Records for the exercise>
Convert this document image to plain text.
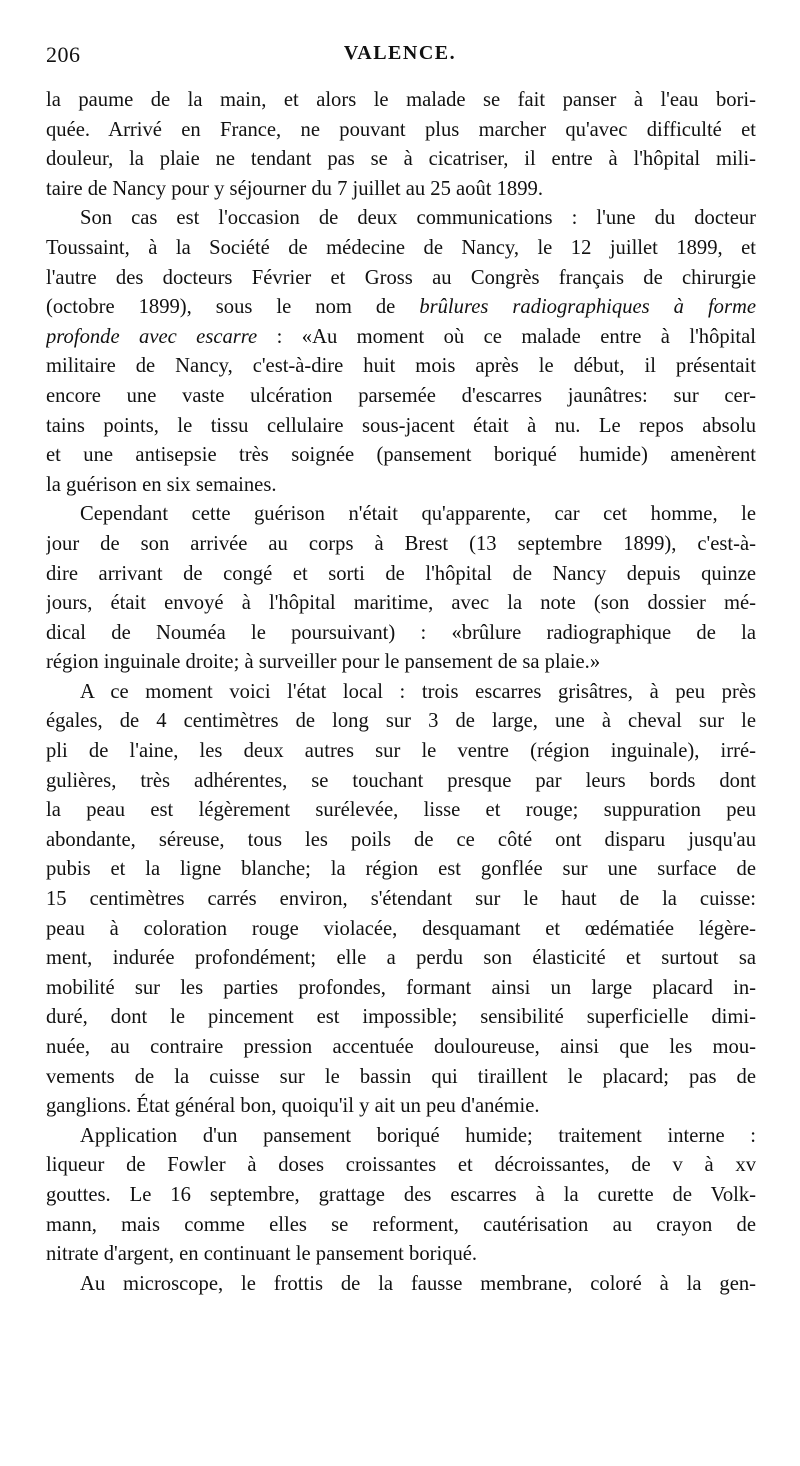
206	VALENCE.
la paume de la main, et alors le malade se fait panser à l'eau bori-
quée. Arrivé en France, ne pouvant plus marcher qu'avec difficulté et
douleur, la plaie ne tendant pas se à cicatriser, il entre à l'hôpital mili-
taire de Nancy pour y séjourner du 7 juillet au 25 août 1899.
Son cas est l'occasion de deux communications : l'une du docteur
Toussaint, à la Société de médecine de Nancy, le 12 juillet 1899, et
l'autre des docteurs Février et Gross au Congrès français de chirurgie
(octobre 1899), sous le nom de brûlures radiographiques à forme
profonde avec escarre : «Au moment où ce malade entre à l'hôpital
militaire de Nancy, c'est-à-dire huit mois après le début, il présentait
encore une vaste ulcération parsemée d'escarres jaunâtres: sur cer-
tains points, le tissu cellulaire sous-jacent était à nu. Le repos absolu
et une antisepsie très soignée (pansement boriqué humide) amenèrent
la guérison en six semaines.
Cependant cette guérison n'était qu'apparente, car cet homme, le
jour de son arrivée au corps à Brest (13 septembre 1899), c'est-à-
dire arrivant de congé et sorti de l'hôpital de Nancy depuis quinze
jours, était envoyé à l'hôpital maritime, avec la note (son dossier mé-
dical de Nouméa le poursuivant) : «brûlure radiographique de la
région inguinale droite; à surveiller pour le pansement de sa plaie.»
A ce moment voici l'état local : trois escarres grisâtres, à peu près
égales, de 4 centimètres de long sur 3 de large, une à cheval sur le
pli de l'aine, les deux autres sur le ventre (région inguinale), irré-
gulières, très adhérentes, se touchant presque par leurs bords dont
la peau est légèrement surélevée, lisse et rouge; suppuration peu
abondante, séreuse, tous les poils de ce côté ont disparu jusqu'au
pubis et la ligne blanche; la région est gonflée sur une surface de
15 centimètres carrés environ, s'étendant sur le haut de la cuisse:
peau à coloration rouge violacée, desquamant et œdématiée légère-
ment, indurée profondément; elle a perdu son élasticité et surtout sa
mobilité sur les parties profondes, formant ainsi un large placard in-
duré, dont le pincement est impossible; sensibilité superficielle dimi-
nuée, au contraire pression accentuée douloureuse, ainsi que les mou-
vements de la cuisse sur le bassin qui tiraillent le placard; pas de
ganglions. État général bon, quoiqu'il y ait un peu d'anémie.
Application d'un pansement boriqué humide; traitement interne :
liqueur de Fowler à doses croissantes et décroissantes, de v à xv
gouttes. Le 16 septembre, grattage des escarres à la curette de Volk-
mann, mais comme elles se reforment, cautérisation au crayon de
nitrate d'argent, en continuant le pansement boriqué.
Au microscope, le frottis de la fausse membrane, coloré à la gen-
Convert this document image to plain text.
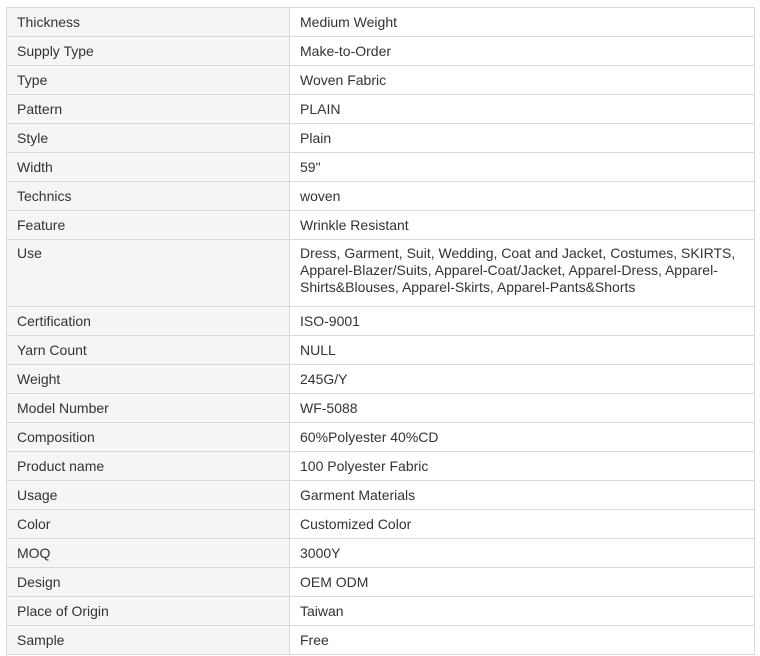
Thickness	Medium Weight
Supply Type	Make-to-Order
Type	Woven Fabric
Pattern	PLAIN
Style	Plain
Width	59"
Technics	woven
Feature	Wrinkle Resistant
Use	Dress, Garment, Suit, Wedding, Coat and Jacket, Costumes, SKIRTS, Apparel-Blazer/Suits, Apparel-Coat/Jacket, Apparel-Dress, Apparel-Shirts&Blouses, Apparel-Skirts, Apparel-Pants&Shorts
Certification	ISO-9001
Yarn Count	NULL
Weight	245G/Y
Model Number	WF-5088
Composition	60%Polyester 40%CD
Product name	100 Polyester Fabric
Usage	Garment Materials
Color	Customized Color
MOQ	3000Y
Design	OEM ODM
Place of Origin	Taiwan
Sample	Free
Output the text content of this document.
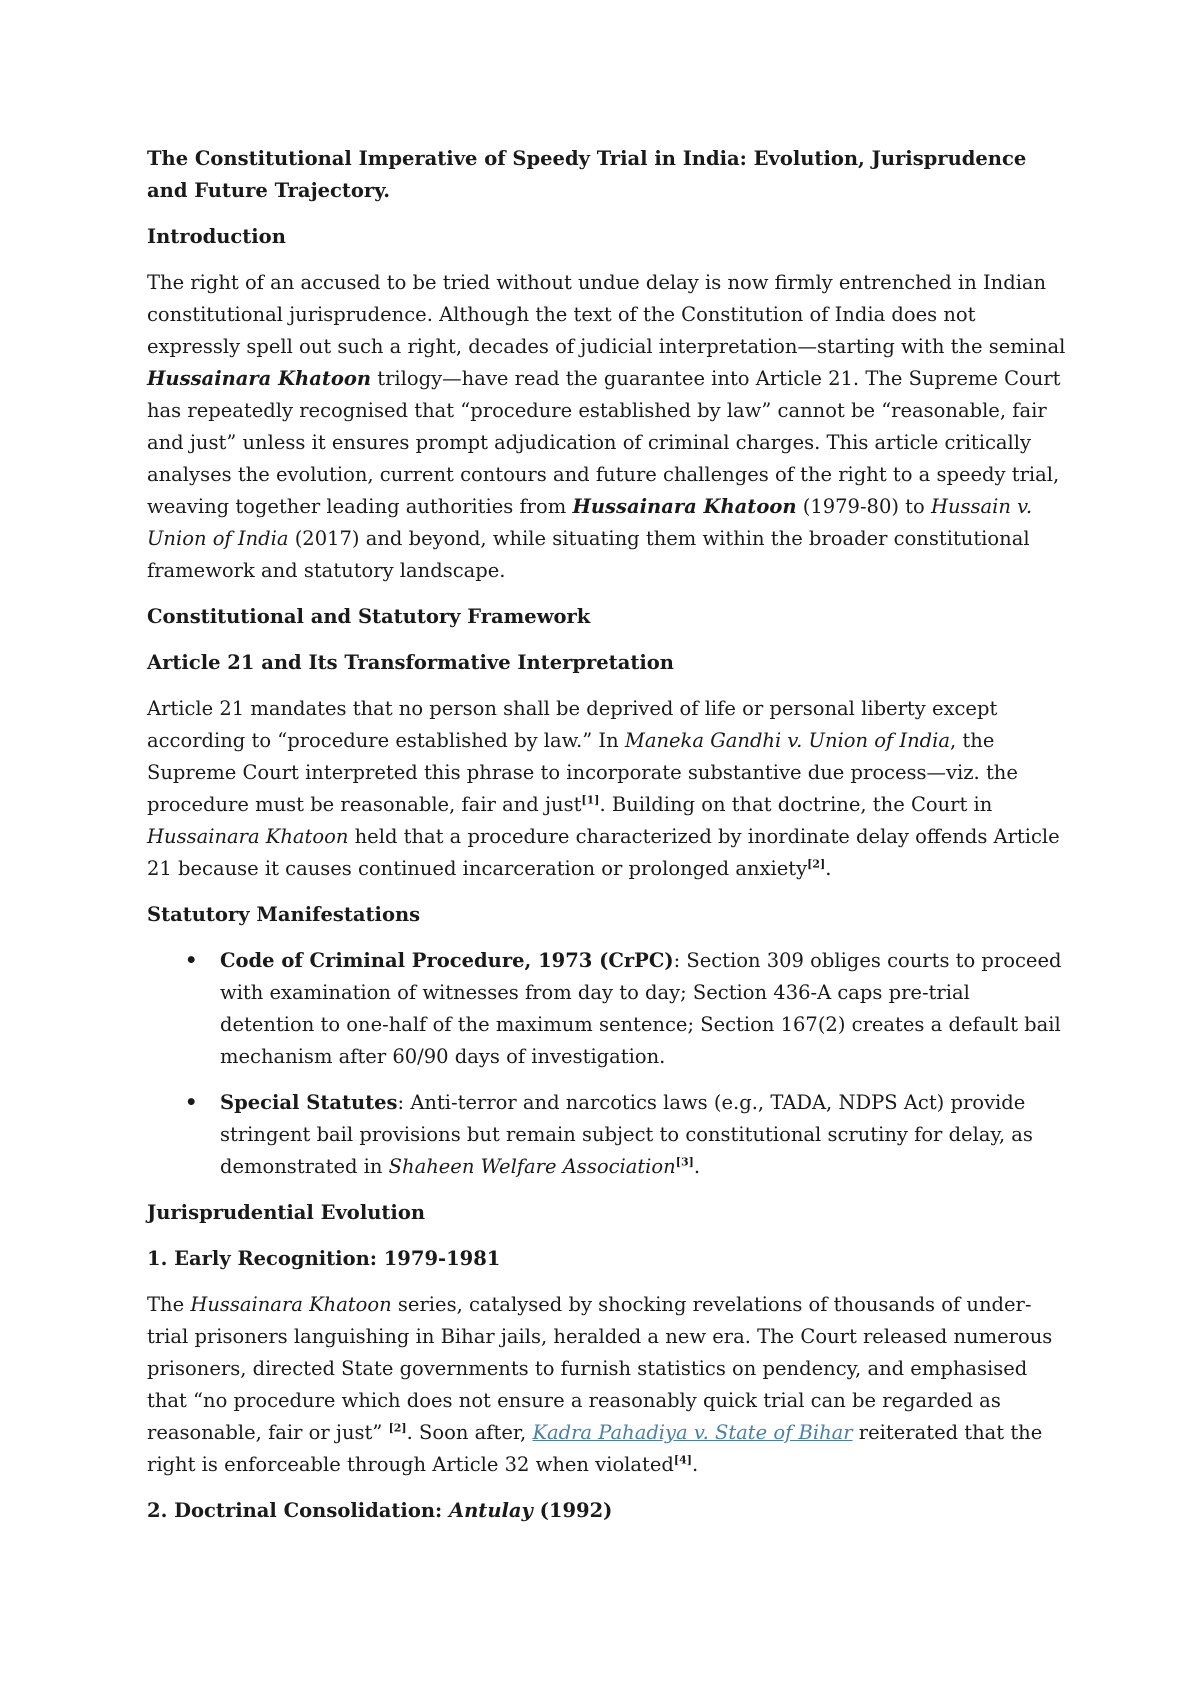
The Constitutional Imperative of Speedy Trial in India: Evolution, Jurisprudence and Future Trajectory.
Introduction

The right of an accused to be tried without undue delay is now firmly entrenched in Indian constitutional jurisprudence. Although the text of the Constitution of India does not expressly spell out such a right, decades of judicial interpretation—starting with the seminal Hussainara Khatoon trilogy—have read the guarantee into Article 21. The Supreme Court has repeatedly recognised that “procedure established by law” cannot be “reasonable, fair and just” unless it ensures prompt adjudication of criminal charges. This article critically analyses the evolution, current contours and future challenges of the right to a speedy trial, weaving together leading authorities from Hussainara Khatoon (1979-80) to Hussain v. Union of India (2017) and beyond, while situating them within the broader constitutional framework and statutory landscape.

Constitutional and Statutory Framework
Article 21 and Its Transformative Interpretation

Article 21 mandates that no person shall be deprived of life or personal liberty except according to “procedure established by law.” In Maneka Gandhi v. Union of India, the Supreme Court interpreted this phrase to incorporate substantive due process—viz. the procedure must be reasonable, fair and just[1]. Building on that doctrine, the Court in Hussainara Khatoon held that a procedure characterized by inordinate delay offends Article 21 because it causes continued incarceration or prolonged anxiety[2].

Statutory Manifestations
• Code of Criminal Procedure, 1973 (CrPC): Section 309 obliges courts to proceed with examination of witnesses from day to day; Section 436-A caps pre-trial detention to one-half of the maximum sentence; Section 167(2) creates a default bail mechanism after 60/90 days of investigation.
• Special Statutes: Anti-terror and narcotics laws (e.g., TADA, NDPS Act) provide stringent bail provisions but remain subject to constitutional scrutiny for delay, as demonstrated in Shaheen Welfare Association[3].
Jurisprudential Evolution
1. Early Recognition: 1979-1981

The Hussainara Khatoon series, catalysed by shocking revelations of thousands of under-trial prisoners languishing in Bihar jails, heralded a new era. The Court released numerous prisoners, directed State governments to furnish statistics on pendency, and emphasised that “no procedure which does not ensure a reasonably quick trial can be regarded as reasonable, fair or just” [2]. Soon after, Kadra Pahadiya v. State of Bihar reiterated that the right is enforceable through Article 32 when violated[4].

2. Doctrinal Consolidation: Antulay (1992)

Problem to solve>
Transcribe the listing in full. Omit the pictures and keep every line exact.

Exercise solution>
Convert this document image to plain text.
206	VALENCE.
la paume de la main, et alors le malade se fait panser à l'eau bori-
quée. Arrivé en France, ne pouvant plus marcher qu'avec difficulté et
douleur, la plaie ne tendant pas se à cicatriser, il entre à l'hôpital mili-
taire de Nancy pour y séjourner du 7 juillet au 25 août 1899.
Son cas est l'occasion de deux communications : l'une du docteur
Toussaint, à la Société de médecine de Nancy, le 12 juillet 1899, et
l'autre des docteurs Février et Gross au Congrès français de chirurgie
(octobre 1899), sous le nom de brûlures radiographiques à forme
profonde avec escarre : «Au moment où ce malade entre à l'hôpital
militaire de Nancy, c'est-à-dire huit mois après le début, il présentait
encore une vaste ulcération parsemée d'escarres jaunâtres: sur cer-
tains points, le tissu cellulaire sous-jacent était à nu. Le repos absolu
et une antisepsie très soignée (pansement boriqué humide) amenèrent
la guérison en six semaines.
Cependant cette guérison n'était qu'apparente, car cet homme, le
jour de son arrivée au corps à Brest (13 septembre 1899), c'est-à-
dire arrivant de congé et sorti de l'hôpital de Nancy depuis quinze
jours, était envoyé à l'hôpital maritime, avec la note (son dossier mé-
dical de Nouméa le poursuivant) : «brûlure radiographique de la
région inguinale droite; à surveiller pour le pansement de sa plaie.»
A ce moment voici l'état local : trois escarres grisâtres, à peu près
égales, de 4 centimètres de long sur 3 de large, une à cheval sur le
pli de l'aine, les deux autres sur le ventre (région inguinale), irré-
gulières, très adhérentes, se touchant presque par leurs bords dont
la peau est légèrement surélevée, lisse et rouge; suppuration peu
abondante, séreuse, tous les poils de ce côté ont disparu jusqu'au
pubis et la ligne blanche; la région est gonflée sur une surface de
15 centimètres carrés environ, s'étendant sur le haut de la cuisse:
peau à coloration rouge violacée, desquamant et œdématiée légère-
ment, indurée profondément; elle a perdu son élasticité et surtout sa
mobilité sur les parties profondes, formant ainsi un large placard in-
duré, dont le pincement est impossible; sensibilité superficielle dimi-
nuée, au contraire pression accentuée douloureuse, ainsi que les mou-
vements de la cuisse sur le bassin qui tiraillent le placard; pas de
ganglions. État général bon, quoiqu'il y ait un peu d'anémie.
Application d'un pansement boriqué humide; traitement interne :
liqueur de Fowler à doses croissantes et décroissantes, de v à xv
gouttes. Le 16 septembre, grattage des escarres à la curette de Volk-
mann, mais comme elles se reforment, cautérisation au crayon de
nitrate d'argent, en continuant le pansement boriqué.
Au microscope, le frottis de la fausse membrane, coloré à la gen-
Convert this document image to plain text.
Thickness	Medium Weight
Supply Type	Make-to-Order
Type	Woven Fabric
Pattern	PLAIN
Style	Plain
Width	59"
Technics	woven
Feature	Wrinkle Resistant
Use	Dress, Garment, Suit, Wedding, Coat and Jacket, Costumes, SKIRTS, Apparel-Blazer/Suits, Apparel-Coat/Jacket, Apparel-Dress, Apparel-Shirts&Blouses, Apparel-Skirts, Apparel-Pants&Shorts
Certification	ISO-9001
Yarn Count	NULL
Weight	245G/Y
Model Number	WF-5088
Composition	60%Polyester 40%CD
Product name	100 Polyester Fabric
Usage	Garment Materials
Color	Customized Color
MOQ	3000Y
Design	OEM ODM
Place of Origin	Taiwan
Sample	Free
Output the text content of this document.
The Constitutional Imperative of Speedy Trial in India: Evolution, Jurisprudence and Future Trajectory.
Introduction

The right of an accused to be tried without undue delay is now firmly entrenched in Indian constitutional jurisprudence. Although the text of the Constitution of India does not expressly spell out such a right, decades of judicial interpretation—starting with the seminal Hussainara Khatoon trilogy—have read the guarantee into Article 21. The Supreme Court has repeatedly recognised that “procedure established by law” cannot be “reasonable, fair and just” unless it ensures prompt adjudication of criminal charges. This article critically analyses the evolution, current contours and future challenges of the right to a speedy trial, weaving together leading authorities from Hussainara Khatoon (1979-80) to Hussain v. Union of India (2017) and beyond, while situating them within the broader constitutional framework and statutory landscape.

Constitutional and Statutory Framework
Article 21 and Its Transformative Interpretation

Article 21 mandates that no person shall be deprived of life or personal liberty except according to “procedure established by law.” In Maneka Gandhi v. Union of India, the Supreme Court interpreted this phrase to incorporate substantive due process—viz. the procedure must be reasonable, fair and just[1]. Building on that doctrine, the Court in Hussainara Khatoon held that a procedure characterized by inordinate delay offends Article 21 because it causes continued incarceration or prolonged anxiety[2].

Statutory Manifestations
• Code of Criminal Procedure, 1973 (CrPC): Section 309 obliges courts to proceed with examination of witnesses from day to day; Section 436-A caps pre-trial detention to one-half of the maximum sentence; Section 167(2) creates a default bail mechanism after 60/90 days of investigation.
• Special Statutes: Anti-terror and narcotics laws (e.g., TADA, NDPS Act) provide stringent bail provisions but remain subject to constitutional scrutiny for delay, as demonstrated in Shaheen Welfare Association[3].
Jurisprudential Evolution
1. Early Recognition: 1979-1981

The Hussainara Khatoon series, catalysed by shocking revelations of thousands of under-trial prisoners languishing in Bihar jails, heralded a new era. The Court released numerous prisoners, directed State governments to furnish statistics on pendency, and emphasised that “no procedure which does not ensure a reasonably quick trial can be regarded as reasonable, fair or just” [2]. Soon after, Kadra Pahadiya v. State of Bihar reiterated that the right is enforceable through Article 32 when violated[4].

2. Doctrinal Consolidation: Antulay (1992)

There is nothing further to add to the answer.